Work to complete:
Write out the part of the personal account below that starts with "My period lasted" and goes on through "the same time?", copying it word for word.

Passage shown:

*****

I used to feel lost. Always searching for something. I was restless and felt like I didn’t fit in.
From an early age, I spoke to my Angels and my Spirit guides. I had this strange inner knowing that I was different.
As a young child, I told my mother that I knew I was not like other people and that my life would be different.
I enjoyed sitting by myself in my room; daydreaming, writing stories and listen to music.
I got my period when I was 9-years-old.
My body became a “woman” but I was only a child.
My period lasted for fourteen days in a row.
Obviously, it affected my childhood and school.
Not until at the age of thirty-three I was diagnosed with endometriosis and was told that I could never have children.
I had to accept it but still felt out of place and that something was missing.
The 24th of April 2009 I had a life-saving colostomy operation and my beloved mother was found dead at her home.
From that moment everything changed – and my life was never going to be the same again.
How do you handle grief and severe illness at the same time?

*****

Records provided:
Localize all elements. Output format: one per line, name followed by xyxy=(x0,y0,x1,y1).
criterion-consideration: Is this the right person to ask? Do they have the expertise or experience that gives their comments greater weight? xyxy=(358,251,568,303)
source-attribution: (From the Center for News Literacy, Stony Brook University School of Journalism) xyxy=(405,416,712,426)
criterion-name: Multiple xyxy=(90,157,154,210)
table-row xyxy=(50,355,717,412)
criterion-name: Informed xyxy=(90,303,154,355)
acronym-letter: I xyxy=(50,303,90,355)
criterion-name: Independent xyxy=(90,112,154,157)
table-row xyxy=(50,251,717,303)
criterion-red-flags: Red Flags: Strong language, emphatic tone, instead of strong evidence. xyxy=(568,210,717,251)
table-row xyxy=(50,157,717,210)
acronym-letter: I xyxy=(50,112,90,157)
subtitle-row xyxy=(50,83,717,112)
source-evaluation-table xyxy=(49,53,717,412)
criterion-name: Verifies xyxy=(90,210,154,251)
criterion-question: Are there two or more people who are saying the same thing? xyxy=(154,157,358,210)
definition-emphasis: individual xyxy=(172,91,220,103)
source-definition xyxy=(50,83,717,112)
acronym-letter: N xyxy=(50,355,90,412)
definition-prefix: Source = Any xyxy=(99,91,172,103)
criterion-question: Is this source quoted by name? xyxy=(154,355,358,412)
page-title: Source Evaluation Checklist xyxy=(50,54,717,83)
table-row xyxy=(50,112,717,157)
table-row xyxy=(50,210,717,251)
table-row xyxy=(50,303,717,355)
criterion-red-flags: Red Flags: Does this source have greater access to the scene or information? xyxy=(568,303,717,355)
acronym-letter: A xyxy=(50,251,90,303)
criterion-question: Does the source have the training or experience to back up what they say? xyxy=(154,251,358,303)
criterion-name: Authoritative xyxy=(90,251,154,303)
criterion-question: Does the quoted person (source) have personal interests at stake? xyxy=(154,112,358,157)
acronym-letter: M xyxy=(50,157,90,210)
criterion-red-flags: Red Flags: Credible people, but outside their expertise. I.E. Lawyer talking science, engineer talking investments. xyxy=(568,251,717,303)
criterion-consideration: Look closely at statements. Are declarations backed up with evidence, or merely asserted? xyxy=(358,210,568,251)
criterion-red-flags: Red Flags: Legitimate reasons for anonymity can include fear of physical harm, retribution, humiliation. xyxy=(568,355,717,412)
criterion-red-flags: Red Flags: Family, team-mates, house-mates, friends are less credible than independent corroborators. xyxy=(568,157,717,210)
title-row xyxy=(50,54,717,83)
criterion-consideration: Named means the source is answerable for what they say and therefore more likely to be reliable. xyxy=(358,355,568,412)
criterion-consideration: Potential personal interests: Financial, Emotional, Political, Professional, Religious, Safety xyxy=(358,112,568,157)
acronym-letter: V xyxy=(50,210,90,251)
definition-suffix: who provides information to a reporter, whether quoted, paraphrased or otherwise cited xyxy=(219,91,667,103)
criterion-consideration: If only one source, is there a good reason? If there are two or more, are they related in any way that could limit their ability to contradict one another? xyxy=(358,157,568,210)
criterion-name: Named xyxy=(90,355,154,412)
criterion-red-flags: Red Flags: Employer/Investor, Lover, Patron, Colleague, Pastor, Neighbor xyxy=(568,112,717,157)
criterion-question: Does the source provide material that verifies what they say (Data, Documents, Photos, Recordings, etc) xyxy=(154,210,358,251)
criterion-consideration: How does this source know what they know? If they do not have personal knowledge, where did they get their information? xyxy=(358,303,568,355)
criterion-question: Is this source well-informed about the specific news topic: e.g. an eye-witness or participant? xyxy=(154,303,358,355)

*****

Response below:
My period lasted for fourteen days in a row.
Obviously, it affected my childhood and school.
Not until at the age of thirty-three I was diagnosed with endometriosis and was told that I could never have children.
I had to accept it but still felt out of place and that something was missing.
The 24th of April 2009 I had a life-saving colostomy operation and my beloved mother was found dead at her home.
From that moment everything changed – and my life was never going to be the same again.
How do you handle grief and severe illness at the same time?